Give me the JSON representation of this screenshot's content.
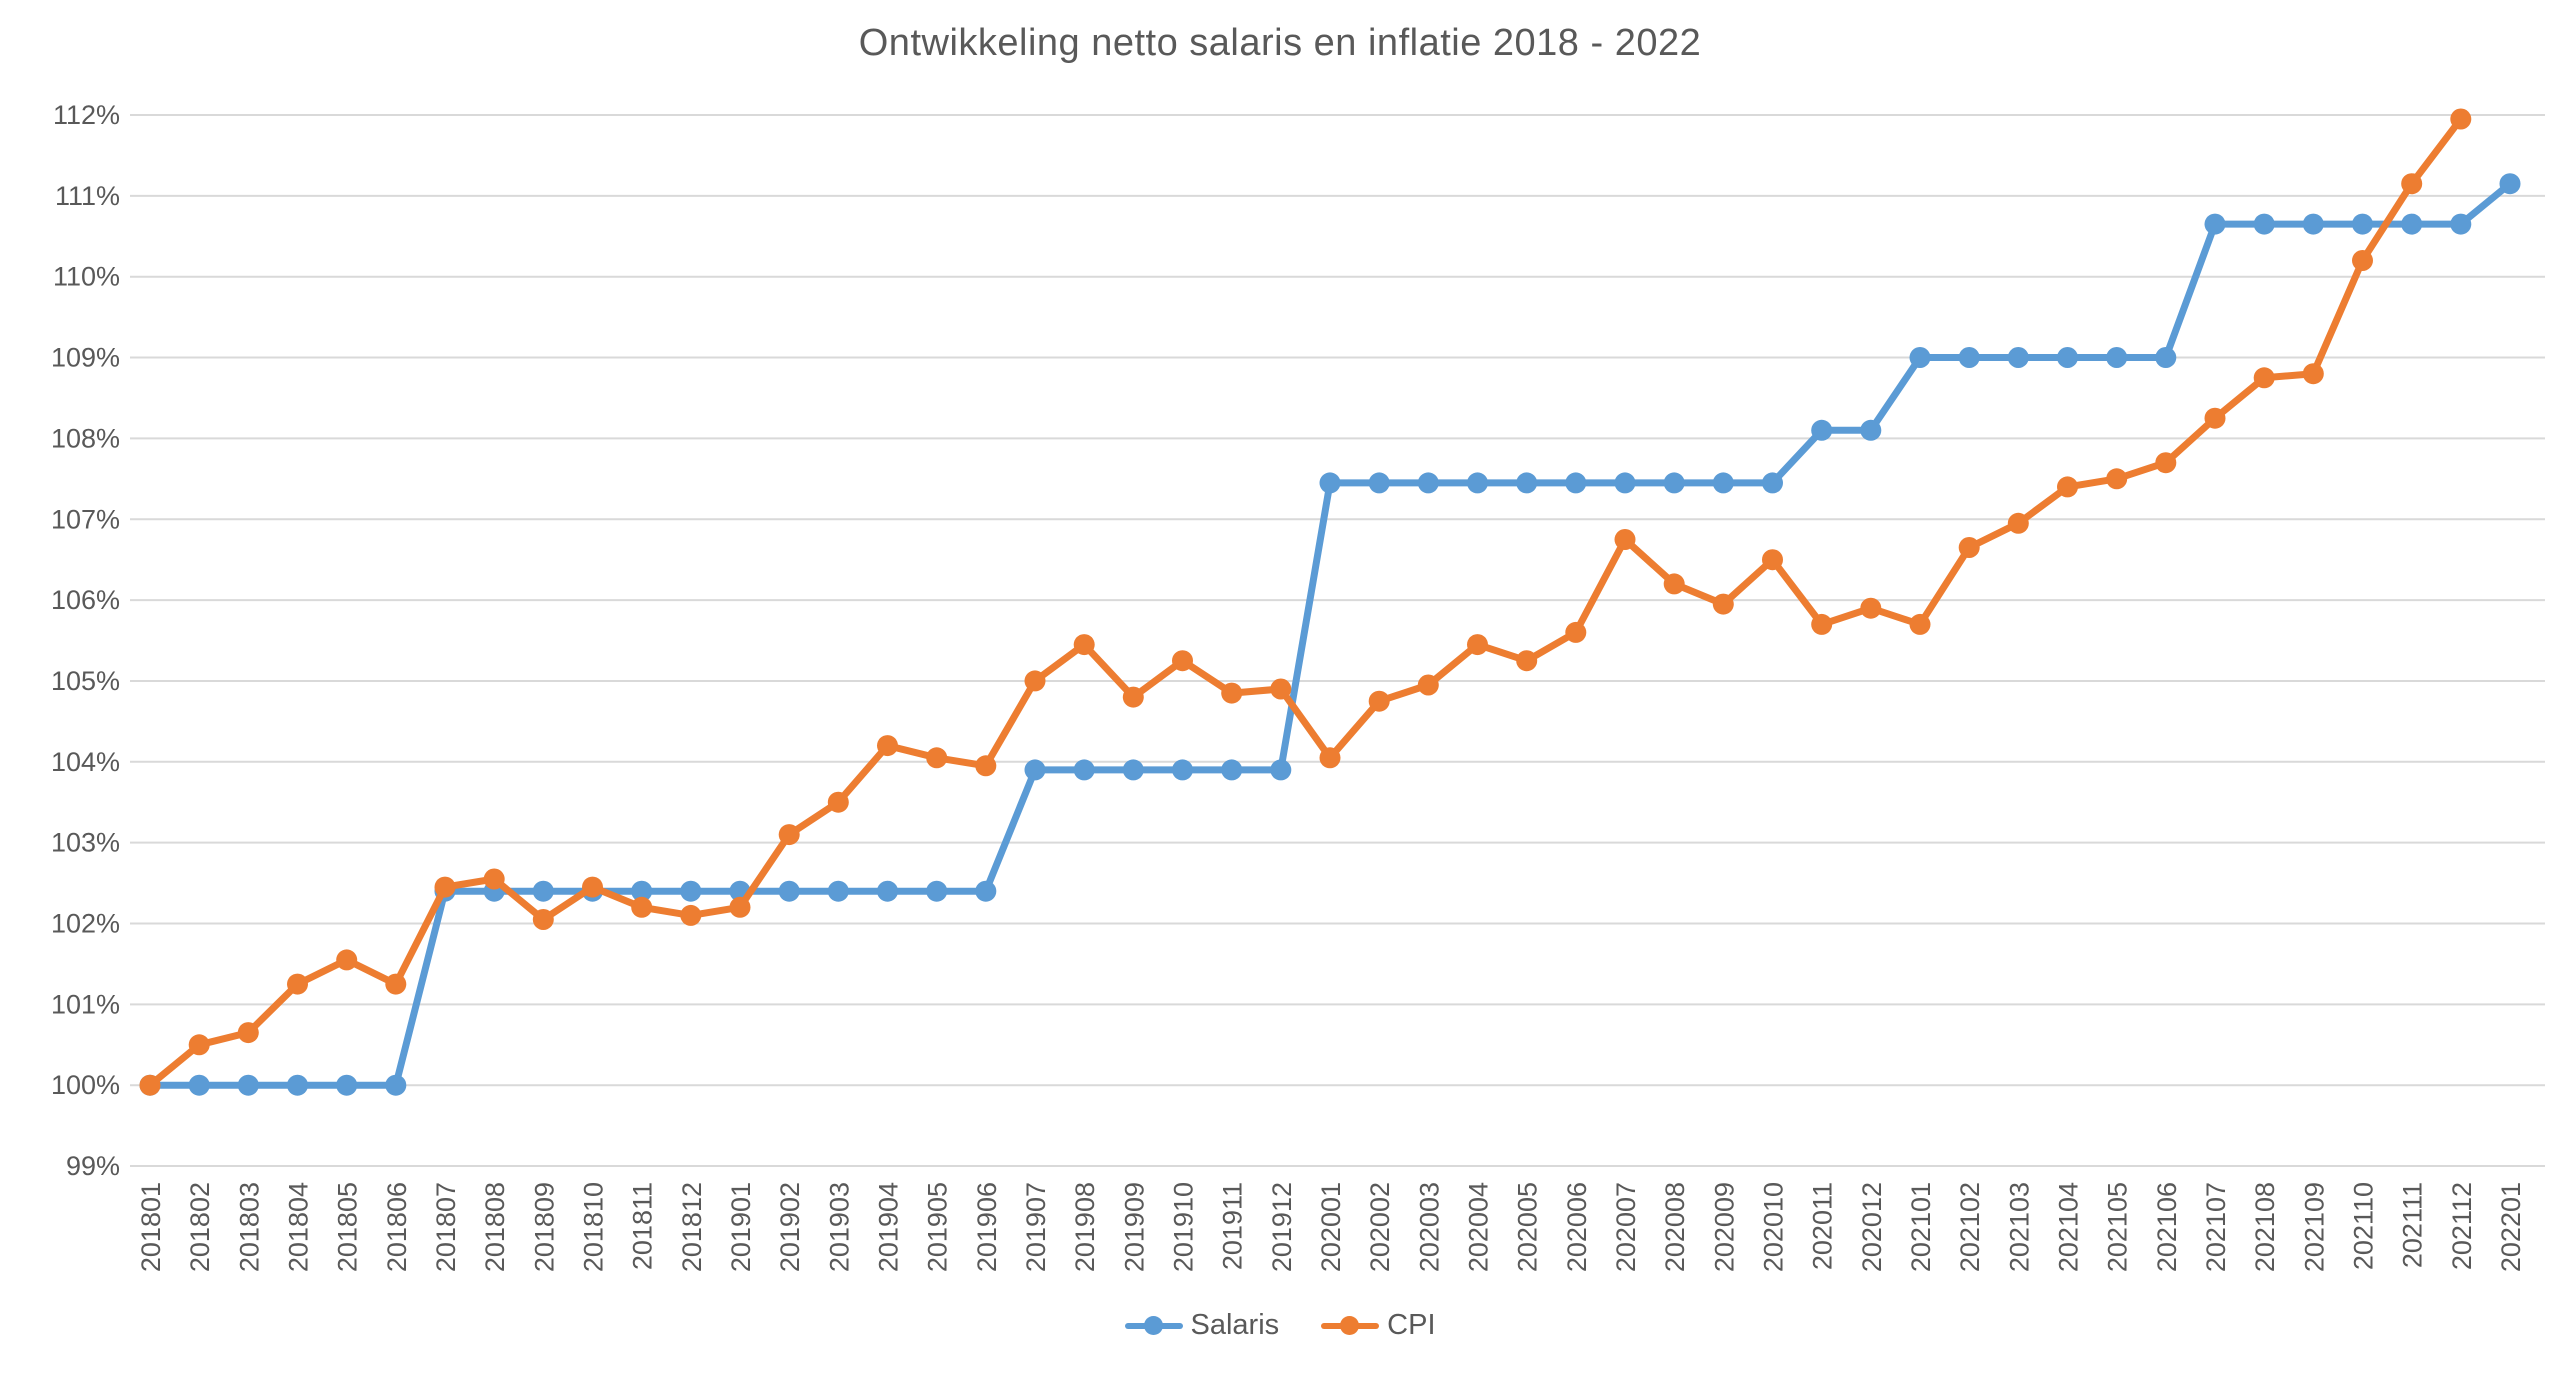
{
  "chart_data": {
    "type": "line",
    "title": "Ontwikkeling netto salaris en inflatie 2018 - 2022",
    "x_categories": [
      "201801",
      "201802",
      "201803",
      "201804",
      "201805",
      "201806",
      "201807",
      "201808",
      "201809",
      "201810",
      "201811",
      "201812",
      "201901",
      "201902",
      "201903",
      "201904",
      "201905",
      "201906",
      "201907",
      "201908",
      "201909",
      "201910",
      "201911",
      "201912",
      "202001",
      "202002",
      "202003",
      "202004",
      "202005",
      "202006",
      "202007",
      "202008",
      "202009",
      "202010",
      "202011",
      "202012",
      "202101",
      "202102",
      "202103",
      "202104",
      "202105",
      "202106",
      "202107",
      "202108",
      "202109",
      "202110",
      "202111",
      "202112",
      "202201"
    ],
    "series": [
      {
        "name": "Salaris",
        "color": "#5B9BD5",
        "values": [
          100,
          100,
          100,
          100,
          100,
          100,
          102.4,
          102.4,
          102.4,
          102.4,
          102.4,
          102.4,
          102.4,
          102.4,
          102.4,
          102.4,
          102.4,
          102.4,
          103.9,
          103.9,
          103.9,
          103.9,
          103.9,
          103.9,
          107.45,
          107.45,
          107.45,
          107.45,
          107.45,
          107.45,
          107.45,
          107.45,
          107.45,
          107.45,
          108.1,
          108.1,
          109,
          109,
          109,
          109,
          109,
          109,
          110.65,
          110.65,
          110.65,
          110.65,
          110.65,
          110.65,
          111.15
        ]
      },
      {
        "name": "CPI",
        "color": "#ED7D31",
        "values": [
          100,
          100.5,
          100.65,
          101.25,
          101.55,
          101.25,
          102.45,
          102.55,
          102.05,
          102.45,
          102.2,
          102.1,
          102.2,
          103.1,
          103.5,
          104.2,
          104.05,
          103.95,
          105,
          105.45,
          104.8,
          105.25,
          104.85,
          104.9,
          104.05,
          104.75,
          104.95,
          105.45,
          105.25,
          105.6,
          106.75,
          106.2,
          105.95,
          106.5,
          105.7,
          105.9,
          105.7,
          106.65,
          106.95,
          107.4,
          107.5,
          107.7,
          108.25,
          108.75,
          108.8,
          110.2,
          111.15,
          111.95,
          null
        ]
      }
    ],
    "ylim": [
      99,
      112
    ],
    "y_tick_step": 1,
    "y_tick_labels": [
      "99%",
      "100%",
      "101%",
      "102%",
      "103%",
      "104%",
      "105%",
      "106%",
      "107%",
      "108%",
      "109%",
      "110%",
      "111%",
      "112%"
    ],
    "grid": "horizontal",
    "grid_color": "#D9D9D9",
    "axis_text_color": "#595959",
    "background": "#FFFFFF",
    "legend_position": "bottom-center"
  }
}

========================================================================

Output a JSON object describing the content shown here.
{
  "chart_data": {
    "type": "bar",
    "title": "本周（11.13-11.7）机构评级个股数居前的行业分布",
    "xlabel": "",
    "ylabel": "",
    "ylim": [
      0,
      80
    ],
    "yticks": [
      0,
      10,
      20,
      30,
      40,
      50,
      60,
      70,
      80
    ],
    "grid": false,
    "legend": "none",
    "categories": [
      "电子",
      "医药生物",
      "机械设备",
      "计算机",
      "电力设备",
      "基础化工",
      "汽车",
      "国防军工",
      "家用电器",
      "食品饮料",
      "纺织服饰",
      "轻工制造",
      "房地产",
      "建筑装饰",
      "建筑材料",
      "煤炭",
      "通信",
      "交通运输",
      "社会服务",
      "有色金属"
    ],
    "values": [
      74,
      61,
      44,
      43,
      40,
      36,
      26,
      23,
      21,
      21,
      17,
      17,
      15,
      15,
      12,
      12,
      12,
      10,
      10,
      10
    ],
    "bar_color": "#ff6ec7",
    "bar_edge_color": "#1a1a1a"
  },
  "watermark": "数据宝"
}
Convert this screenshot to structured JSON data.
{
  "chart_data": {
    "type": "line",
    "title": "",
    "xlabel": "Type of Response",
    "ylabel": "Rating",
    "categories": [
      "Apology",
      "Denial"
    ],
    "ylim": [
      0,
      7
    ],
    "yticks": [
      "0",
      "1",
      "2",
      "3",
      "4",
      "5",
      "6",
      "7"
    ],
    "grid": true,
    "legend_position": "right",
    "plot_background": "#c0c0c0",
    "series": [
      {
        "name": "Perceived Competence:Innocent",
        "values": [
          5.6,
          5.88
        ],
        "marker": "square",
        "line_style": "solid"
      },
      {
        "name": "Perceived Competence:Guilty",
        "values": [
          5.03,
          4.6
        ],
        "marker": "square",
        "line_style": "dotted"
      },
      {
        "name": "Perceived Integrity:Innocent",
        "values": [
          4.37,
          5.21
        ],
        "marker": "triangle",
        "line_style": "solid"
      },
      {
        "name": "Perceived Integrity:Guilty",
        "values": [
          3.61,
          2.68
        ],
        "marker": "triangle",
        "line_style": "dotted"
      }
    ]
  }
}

========================================================================

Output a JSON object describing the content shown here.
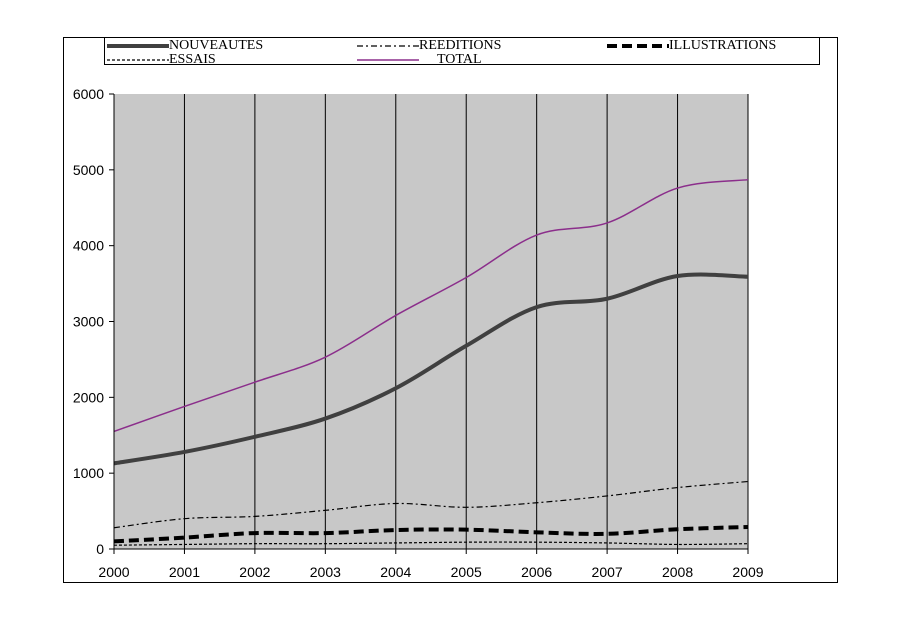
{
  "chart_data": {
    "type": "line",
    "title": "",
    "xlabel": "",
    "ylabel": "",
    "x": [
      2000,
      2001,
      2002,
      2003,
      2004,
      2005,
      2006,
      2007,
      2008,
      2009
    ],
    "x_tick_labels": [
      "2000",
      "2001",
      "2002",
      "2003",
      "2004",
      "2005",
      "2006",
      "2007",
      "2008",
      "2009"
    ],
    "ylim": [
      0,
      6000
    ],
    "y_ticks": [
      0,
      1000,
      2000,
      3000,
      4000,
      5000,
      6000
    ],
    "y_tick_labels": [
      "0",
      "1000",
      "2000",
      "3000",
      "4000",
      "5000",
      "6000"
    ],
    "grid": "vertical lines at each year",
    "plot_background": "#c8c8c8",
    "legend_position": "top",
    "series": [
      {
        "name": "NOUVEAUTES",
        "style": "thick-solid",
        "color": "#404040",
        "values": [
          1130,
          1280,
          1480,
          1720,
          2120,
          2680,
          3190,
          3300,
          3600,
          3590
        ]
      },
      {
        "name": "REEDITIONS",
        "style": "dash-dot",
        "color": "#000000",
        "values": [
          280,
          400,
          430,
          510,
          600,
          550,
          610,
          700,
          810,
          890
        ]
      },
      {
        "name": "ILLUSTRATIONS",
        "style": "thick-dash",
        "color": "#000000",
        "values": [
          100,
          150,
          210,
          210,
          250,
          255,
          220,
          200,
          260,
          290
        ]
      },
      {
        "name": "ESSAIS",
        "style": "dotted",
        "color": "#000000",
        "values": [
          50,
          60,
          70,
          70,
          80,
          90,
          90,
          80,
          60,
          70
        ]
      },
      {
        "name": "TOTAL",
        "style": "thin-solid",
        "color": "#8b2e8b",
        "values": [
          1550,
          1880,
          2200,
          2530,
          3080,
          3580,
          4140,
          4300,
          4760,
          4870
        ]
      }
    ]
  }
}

========================================================================

**Set task**
Where a line in the material contains "Perceived", copy that line.

**Correct output**
        "name": "Perceived Competence:Innocent",
        "name": "Perceived Competence:Guilty",
        "name": "Perceived Integrity:Innocent",
        "name": "Perceived Integrity:Guilty",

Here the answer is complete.